- [What is being asked]: Could you transcribe every record below exactly as written, leaving out any pictures?

- [Provided records]:
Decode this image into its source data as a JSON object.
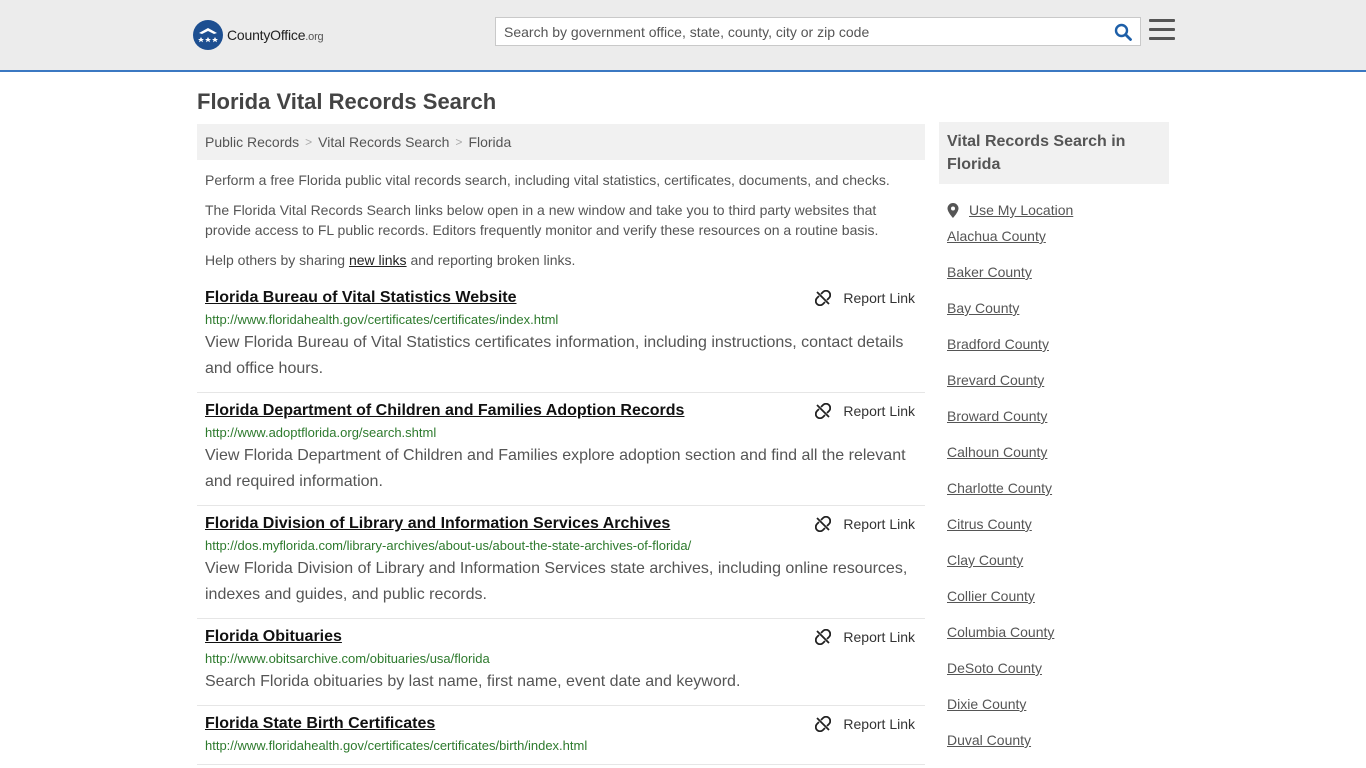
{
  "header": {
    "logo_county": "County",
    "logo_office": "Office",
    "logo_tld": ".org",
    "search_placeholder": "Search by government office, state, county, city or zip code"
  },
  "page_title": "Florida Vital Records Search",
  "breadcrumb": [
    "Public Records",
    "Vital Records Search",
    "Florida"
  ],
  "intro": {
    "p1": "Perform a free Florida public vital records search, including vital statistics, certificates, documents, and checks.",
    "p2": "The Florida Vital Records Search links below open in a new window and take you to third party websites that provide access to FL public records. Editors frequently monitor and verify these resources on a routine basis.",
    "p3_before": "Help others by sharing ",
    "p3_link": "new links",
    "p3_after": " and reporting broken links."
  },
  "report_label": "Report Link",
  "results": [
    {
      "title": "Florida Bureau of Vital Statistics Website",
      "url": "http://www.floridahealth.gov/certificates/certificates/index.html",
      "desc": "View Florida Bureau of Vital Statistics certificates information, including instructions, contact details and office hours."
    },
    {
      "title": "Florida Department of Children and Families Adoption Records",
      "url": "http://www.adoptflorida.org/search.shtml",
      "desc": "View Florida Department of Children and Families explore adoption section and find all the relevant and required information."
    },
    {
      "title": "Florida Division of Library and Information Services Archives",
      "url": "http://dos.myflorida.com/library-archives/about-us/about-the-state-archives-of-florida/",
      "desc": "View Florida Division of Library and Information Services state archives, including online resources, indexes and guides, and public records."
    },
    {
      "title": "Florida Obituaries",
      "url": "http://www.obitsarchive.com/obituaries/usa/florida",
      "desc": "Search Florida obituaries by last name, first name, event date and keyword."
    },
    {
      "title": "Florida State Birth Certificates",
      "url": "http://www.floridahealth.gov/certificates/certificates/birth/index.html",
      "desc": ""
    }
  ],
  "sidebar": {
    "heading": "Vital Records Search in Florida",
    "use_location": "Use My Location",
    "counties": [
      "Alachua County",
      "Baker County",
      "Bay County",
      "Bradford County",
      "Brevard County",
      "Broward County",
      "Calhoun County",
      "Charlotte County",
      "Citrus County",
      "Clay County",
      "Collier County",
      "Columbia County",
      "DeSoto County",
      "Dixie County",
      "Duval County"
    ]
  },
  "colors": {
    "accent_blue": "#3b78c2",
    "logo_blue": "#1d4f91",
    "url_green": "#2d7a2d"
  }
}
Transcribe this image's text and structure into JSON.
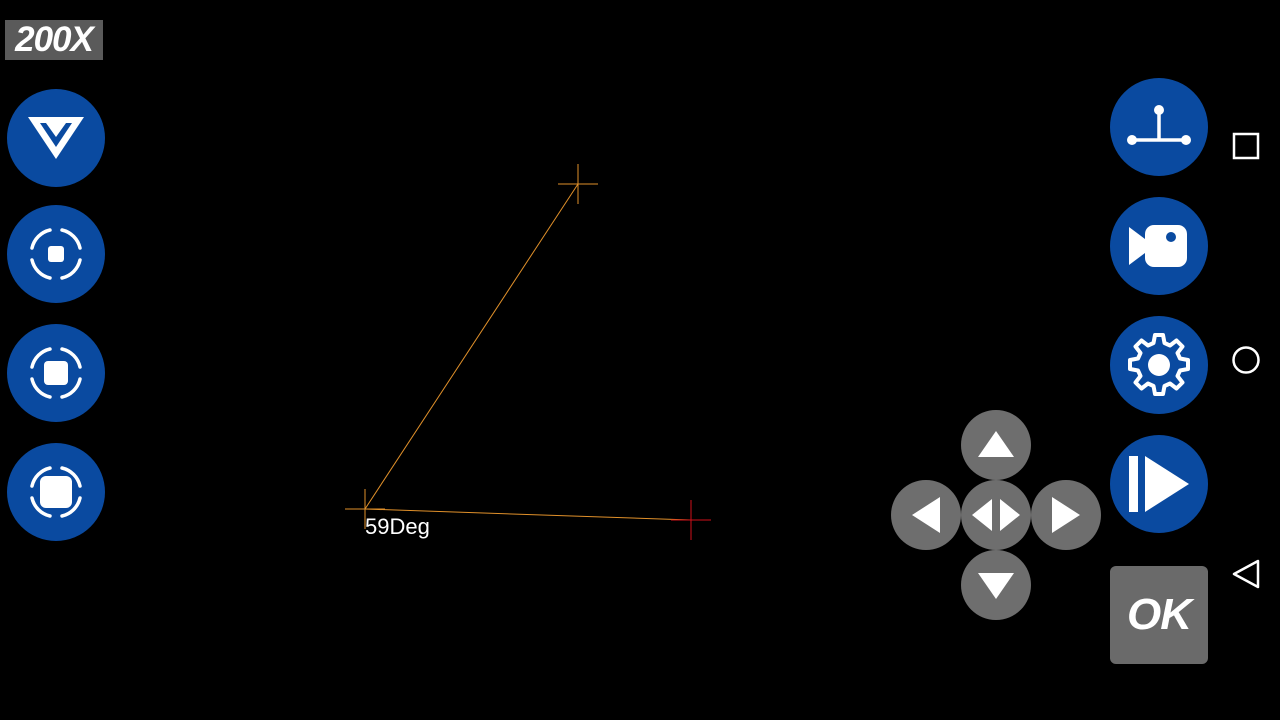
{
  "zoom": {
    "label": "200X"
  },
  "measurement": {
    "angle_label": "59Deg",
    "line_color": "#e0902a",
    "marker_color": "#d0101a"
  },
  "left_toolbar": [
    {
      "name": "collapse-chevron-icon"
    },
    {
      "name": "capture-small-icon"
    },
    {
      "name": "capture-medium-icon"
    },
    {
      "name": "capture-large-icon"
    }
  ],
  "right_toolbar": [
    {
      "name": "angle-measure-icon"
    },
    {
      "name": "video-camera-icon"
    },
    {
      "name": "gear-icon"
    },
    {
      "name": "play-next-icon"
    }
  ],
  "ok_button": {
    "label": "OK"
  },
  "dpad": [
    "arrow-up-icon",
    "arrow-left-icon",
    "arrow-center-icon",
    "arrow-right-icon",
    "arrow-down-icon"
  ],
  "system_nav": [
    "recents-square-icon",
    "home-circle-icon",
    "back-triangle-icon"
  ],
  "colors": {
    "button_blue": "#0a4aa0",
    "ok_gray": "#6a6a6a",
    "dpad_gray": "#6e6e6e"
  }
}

- [Solution for this exercise]:
Decode this image into its source data as a JSON object.
{
  "header": {
    "logo_county": "County",
    "logo_office": "Office",
    "logo_tld": ".org",
    "search_placeholder": "Search by government office, state, county, city or zip code"
  },
  "page_title": "Florida Vital Records Search",
  "breadcrumb": [
    "Public Records",
    "Vital Records Search",
    "Florida"
  ],
  "intro": {
    "p1": "Perform a free Florida public vital records search, including vital statistics, certificates, documents, and checks.",
    "p2": "The Florida Vital Records Search links below open in a new window and take you to third party websites that provide access to FL public records. Editors frequently monitor and verify these resources on a routine basis.",
    "p3_before": "Help others by sharing ",
    "p3_link": "new links",
    "p3_after": " and reporting broken links."
  },
  "report_label": "Report Link",
  "results": [
    {
      "title": "Florida Bureau of Vital Statistics Website",
      "url": "http://www.floridahealth.gov/certificates/certificates/index.html",
      "desc": "View Florida Bureau of Vital Statistics certificates information, including instructions, contact details and office hours."
    },
    {
      "title": "Florida Department of Children and Families Adoption Records",
      "url": "http://www.adoptflorida.org/search.shtml",
      "desc": "View Florida Department of Children and Families explore adoption section and find all the relevant and required information."
    },
    {
      "title": "Florida Division of Library and Information Services Archives",
      "url": "http://dos.myflorida.com/library-archives/about-us/about-the-state-archives-of-florida/",
      "desc": "View Florida Division of Library and Information Services state archives, including online resources, indexes and guides, and public records."
    },
    {
      "title": "Florida Obituaries",
      "url": "http://www.obitsarchive.com/obituaries/usa/florida",
      "desc": "Search Florida obituaries by last name, first name, event date and keyword."
    },
    {
      "title": "Florida State Birth Certificates",
      "url": "http://www.floridahealth.gov/certificates/certificates/birth/index.html",
      "desc": ""
    }
  ],
  "sidebar": {
    "heading": "Vital Records Search in Florida",
    "use_location": "Use My Location",
    "counties": [
      "Alachua County",
      "Baker County",
      "Bay County",
      "Bradford County",
      "Brevard County",
      "Broward County",
      "Calhoun County",
      "Charlotte County",
      "Citrus County",
      "Clay County",
      "Collier County",
      "Columbia County",
      "DeSoto County",
      "Dixie County",
      "Duval County"
    ]
  },
  "colors": {
    "accent_blue": "#3b78c2",
    "logo_blue": "#1d4f91",
    "url_green": "#2d7a2d"
  }
}
Transcribe this image's text and structure into JSON.
{
  "zoom": {
    "label": "200X"
  },
  "measurement": {
    "angle_label": "59Deg",
    "line_color": "#e0902a",
    "marker_color": "#d0101a"
  },
  "left_toolbar": [
    {
      "name": "collapse-chevron-icon"
    },
    {
      "name": "capture-small-icon"
    },
    {
      "name": "capture-medium-icon"
    },
    {
      "name": "capture-large-icon"
    }
  ],
  "right_toolbar": [
    {
      "name": "angle-measure-icon"
    },
    {
      "name": "video-camera-icon"
    },
    {
      "name": "gear-icon"
    },
    {
      "name": "play-next-icon"
    }
  ],
  "ok_button": {
    "label": "OK"
  },
  "dpad": [
    "arrow-up-icon",
    "arrow-left-icon",
    "arrow-center-icon",
    "arrow-right-icon",
    "arrow-down-icon"
  ],
  "system_nav": [
    "recents-square-icon",
    "home-circle-icon",
    "back-triangle-icon"
  ],
  "colors": {
    "button_blue": "#0a4aa0",
    "ok_gray": "#6a6a6a",
    "dpad_gray": "#6e6e6e"
  }
}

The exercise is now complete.